◆ Source text:
□ □ □ □ □

By Rep. Liz May, District 27
We don’t always do big things in Pierre. We debate. We posture. We pass small fixes around the edges.
But the failure of HJR 5001 was not small. It was one of the most consequential mistakes made in my years serving in the Legislature.
HJR 5001 would have given the citizens of South Dakota the opportunity to vote on constitutional protections for private property rights. Not a statute. Not language that can be rewritten with a future amendment. A constitutional protection — clear, durable, and placed in the hands of the people.
Instead, we blinked.
To understand why that matters, you have to understand how we got here.
In 2022, before 160 lawsuits became reality, Representative Spencer Gosch brought HB 1331 forward because he saw what was coming.
There was no packed committee room. No organized coalition. No parade of witnesses.
The only proponent testimony was Representative Gosch himself.
The only opponent was an attorney representing Summit Carbon Solutions.
That was the entire record.
During the floor debate this week, I heard references to being “on the front line” of this fight.
That phrase deserves clarity.
In 2022, when HB 1331 was heard in committee, the front line was a small room with a single proponent — Representative Gosch — presenting the bill and answering questions. The only opposition came from legal counsel representing Summit Carbon Solutions.
That was the moment when language could have been strengthened. That was when the record was being built. That was when early action could have prevented what followed.
The front line is not hindsight.
It is not a floor speech after events have unfolded.
It is the committee room — when the outcome is uncertain and the opportunity to prevent harm is still within reach.
Leadership shows up early.
And the damage did come.
More than 160 lawsuits were filed against South Dakota landowners.
One hundred and sixty families opening certified letters at their kitchen tables. Landowners calling attorneys instead of managing their property. Retirees dipping into savings to defend land that had been in their families for generations. Sleepless nights. Uncertainty. Stress no family should endure simply to protect what they already own.
That did not happen in isolation.
The failure of HB 1331 cleared the path for SB 201.
Process matters. When a bill dies quietly in committee, it creates space. It signals something. And that space gets filled.
If you do not understand how we moved from HB 1331 to SB 201 — and then scrambled to reverse SB 201 with HB 1052 — I encourage you to study the sequence that led us to HJR 5001.
These votes are connected.
Statutory fixes are temporary.
As necessary as HB 1052 was, statutes can always be changed. What one Legislature corrects, another can undo. Political majorities shift. Interests reorganize. Language evolves.
If anyone believes HB 1052 is permanent protection, they are mistaken.

□ □ □ □ □

◆ Aim of the exercise: Extend the op-ed on HJR 5001 and private property rights above, picking up after its final sentence and keeping its short, pointed style.

□ □ □ □ □

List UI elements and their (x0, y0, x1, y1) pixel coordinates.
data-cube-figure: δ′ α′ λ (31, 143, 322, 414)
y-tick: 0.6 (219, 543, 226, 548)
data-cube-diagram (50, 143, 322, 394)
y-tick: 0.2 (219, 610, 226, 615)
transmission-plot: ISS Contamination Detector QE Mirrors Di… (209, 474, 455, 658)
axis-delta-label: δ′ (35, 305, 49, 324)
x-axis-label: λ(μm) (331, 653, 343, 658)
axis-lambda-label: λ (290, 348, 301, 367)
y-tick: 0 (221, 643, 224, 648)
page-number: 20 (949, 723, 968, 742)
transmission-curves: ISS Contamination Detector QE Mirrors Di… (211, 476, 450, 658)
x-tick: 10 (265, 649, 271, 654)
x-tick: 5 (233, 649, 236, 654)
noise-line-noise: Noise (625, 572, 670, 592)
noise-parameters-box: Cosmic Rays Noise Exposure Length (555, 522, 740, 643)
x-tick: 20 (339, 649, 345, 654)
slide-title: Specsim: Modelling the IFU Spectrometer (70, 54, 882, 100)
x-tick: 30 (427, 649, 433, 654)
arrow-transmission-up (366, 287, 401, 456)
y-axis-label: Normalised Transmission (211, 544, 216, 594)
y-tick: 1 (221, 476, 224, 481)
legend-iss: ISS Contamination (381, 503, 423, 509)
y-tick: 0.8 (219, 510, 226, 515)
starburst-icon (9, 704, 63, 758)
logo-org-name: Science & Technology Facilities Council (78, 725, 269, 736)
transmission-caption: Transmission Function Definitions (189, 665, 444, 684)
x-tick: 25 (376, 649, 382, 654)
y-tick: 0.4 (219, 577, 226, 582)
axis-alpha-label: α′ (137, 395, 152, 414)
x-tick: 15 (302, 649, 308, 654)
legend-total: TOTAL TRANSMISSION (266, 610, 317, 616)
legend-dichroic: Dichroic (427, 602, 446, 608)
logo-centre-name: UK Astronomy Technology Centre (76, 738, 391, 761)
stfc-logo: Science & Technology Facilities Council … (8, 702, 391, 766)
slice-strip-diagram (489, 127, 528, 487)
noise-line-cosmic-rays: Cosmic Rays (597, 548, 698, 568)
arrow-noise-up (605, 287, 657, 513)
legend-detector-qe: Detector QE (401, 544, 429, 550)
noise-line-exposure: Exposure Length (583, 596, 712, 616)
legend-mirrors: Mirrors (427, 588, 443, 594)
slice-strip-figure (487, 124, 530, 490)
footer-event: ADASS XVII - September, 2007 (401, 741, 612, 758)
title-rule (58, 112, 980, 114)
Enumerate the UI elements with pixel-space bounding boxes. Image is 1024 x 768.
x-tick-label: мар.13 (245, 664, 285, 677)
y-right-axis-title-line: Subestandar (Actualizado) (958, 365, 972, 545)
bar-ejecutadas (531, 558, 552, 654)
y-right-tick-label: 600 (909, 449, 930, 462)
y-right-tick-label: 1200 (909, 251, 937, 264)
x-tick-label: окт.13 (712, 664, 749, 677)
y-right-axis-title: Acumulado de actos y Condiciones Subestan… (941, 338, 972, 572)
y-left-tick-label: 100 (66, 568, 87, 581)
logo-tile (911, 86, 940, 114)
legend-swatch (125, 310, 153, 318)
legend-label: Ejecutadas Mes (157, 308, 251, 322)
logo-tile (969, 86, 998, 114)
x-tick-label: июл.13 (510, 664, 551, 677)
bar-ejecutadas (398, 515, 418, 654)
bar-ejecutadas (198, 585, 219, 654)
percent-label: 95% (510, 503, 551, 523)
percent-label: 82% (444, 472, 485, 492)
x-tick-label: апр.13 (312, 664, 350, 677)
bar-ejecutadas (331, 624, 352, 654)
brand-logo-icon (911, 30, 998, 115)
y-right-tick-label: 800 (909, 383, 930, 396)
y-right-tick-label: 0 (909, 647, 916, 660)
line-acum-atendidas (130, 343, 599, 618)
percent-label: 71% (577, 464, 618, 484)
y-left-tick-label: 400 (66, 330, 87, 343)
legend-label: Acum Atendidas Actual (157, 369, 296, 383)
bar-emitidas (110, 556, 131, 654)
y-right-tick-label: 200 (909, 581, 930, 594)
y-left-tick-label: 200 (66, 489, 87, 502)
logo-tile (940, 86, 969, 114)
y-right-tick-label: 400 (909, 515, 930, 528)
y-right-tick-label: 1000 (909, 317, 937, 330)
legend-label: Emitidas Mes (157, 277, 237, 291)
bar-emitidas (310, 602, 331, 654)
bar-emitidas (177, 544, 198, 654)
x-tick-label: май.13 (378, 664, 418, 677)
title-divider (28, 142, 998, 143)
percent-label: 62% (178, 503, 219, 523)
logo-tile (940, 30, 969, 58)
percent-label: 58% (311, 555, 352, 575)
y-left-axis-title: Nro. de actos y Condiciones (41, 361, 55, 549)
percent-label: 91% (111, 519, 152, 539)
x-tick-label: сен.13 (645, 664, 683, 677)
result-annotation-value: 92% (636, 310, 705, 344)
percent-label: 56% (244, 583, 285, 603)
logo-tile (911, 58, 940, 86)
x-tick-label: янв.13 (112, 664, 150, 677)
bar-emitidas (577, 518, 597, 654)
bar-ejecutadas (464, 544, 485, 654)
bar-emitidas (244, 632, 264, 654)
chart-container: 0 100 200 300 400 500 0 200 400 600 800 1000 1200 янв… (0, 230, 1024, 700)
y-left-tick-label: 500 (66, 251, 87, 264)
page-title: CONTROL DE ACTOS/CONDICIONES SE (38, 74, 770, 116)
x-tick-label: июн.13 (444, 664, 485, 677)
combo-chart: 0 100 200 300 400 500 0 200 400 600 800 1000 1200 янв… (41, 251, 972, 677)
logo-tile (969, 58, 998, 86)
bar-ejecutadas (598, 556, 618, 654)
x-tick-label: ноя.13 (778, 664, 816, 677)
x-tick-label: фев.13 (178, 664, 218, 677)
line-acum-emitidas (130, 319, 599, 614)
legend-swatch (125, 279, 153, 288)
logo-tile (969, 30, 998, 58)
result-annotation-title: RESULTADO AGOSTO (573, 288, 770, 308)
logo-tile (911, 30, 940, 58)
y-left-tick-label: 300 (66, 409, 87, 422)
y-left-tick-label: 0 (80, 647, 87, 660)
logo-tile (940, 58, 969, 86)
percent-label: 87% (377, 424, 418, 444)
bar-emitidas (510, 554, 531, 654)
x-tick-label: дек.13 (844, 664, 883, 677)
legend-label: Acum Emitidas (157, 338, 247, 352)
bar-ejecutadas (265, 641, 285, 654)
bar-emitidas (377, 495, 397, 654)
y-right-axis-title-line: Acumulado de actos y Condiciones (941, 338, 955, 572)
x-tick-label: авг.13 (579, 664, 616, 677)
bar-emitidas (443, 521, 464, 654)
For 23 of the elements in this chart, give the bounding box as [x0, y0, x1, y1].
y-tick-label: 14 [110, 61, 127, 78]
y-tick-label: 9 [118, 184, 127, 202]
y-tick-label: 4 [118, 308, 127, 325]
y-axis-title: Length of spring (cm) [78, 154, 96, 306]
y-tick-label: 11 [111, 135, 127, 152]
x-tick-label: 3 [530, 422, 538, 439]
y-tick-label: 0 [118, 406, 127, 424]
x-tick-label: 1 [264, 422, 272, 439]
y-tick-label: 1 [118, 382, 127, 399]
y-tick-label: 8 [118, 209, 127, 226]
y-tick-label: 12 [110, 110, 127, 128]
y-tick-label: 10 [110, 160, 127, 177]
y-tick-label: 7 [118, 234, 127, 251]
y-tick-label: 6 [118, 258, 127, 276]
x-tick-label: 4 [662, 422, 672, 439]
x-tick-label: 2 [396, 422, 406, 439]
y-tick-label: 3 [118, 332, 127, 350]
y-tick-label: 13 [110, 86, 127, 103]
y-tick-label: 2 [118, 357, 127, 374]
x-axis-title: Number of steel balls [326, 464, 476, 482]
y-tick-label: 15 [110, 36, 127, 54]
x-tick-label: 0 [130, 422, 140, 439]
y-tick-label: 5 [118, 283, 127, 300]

□ □ □ □ □

◆ Response to the exercise:
HJR 5001 would have placed this issue beyond shifting alliances and quiet amendments. It would have placed protection where it belongs — in the Constitution and in the hands of the people.
Instead, we were told it was “too dangerous” to open the Constitution.
Too dangerous?
When is it not? Do we wait until the next Summit comes rolling in? Do we wait until another round of lawsuits forces families back into court? Do we wait until statutory language is altered again and we are once more reacting instead of leading?
Calling constitutional protection “dangerous” is not prudence. It is postponement.
Some have dismissed concerns about future changes as conspiracy theories. That is a convenient way to defend a no vote. But there is nothing conspiratorial about understanding how the legislative process works. Statutes change. Majorities shift. History repeats.
There is also the claim that this language would trigger lawsuits — that placing protections in the Constitution would create legal instability.
This language has already been adopted in North Dakota — nearly word for word.
It has been tested.
And it has not unleashed a wave of litigation.
If constitutional protection automatically created chaos, North Dakota would be the case study. It is not.
South Dakota is not so uniquely fragile that what works in North Dakota would somehow fail here.
If private property rights rise to the highest level of protection — and they should — then placing them in the Constitution is not reckless. It is responsible.
And I cannot think of anything more democratic than allowing the citizens of South Dakota to vote on whether they want that protection made permanent.
We trust voters to elect governors, legislators, sheriffs, and judges. We trust them with tax policy and constitutional amendments of every kind. Why would we fear trusting them with this one?
HJR 5001 was not about credit.
It was about certainty.
And here is the uncomfortable truth: if some believe it is “never the right time” to open the Constitution, then we need to be honest about what that means.
Because if now is too dangerous… if after 160 lawsuits is too soon… if after years of debate and reversal is still too risky… then when exactly will the time ever be right?
History suggests the answer is: never.
If the Constitution is always too fragile to touch, then landowners should prepare for the cycle to continue. Prepare for statutes to change again. Prepare for future legislatures to revisit language. Prepare for the next corporation, the next project, the next legal battle.
Because statutory protection is only as permanent as the next vote.
Constitutional clarity would have ended the uncertainty.
The storm did not surprise those who were paying attention. It unfolded step by step, bill by bill, lawsuit by lawsuit.
We were given the opportunity to place private property rights beyond political tides and shifting majorities.
We chose not to.
The land will still be here.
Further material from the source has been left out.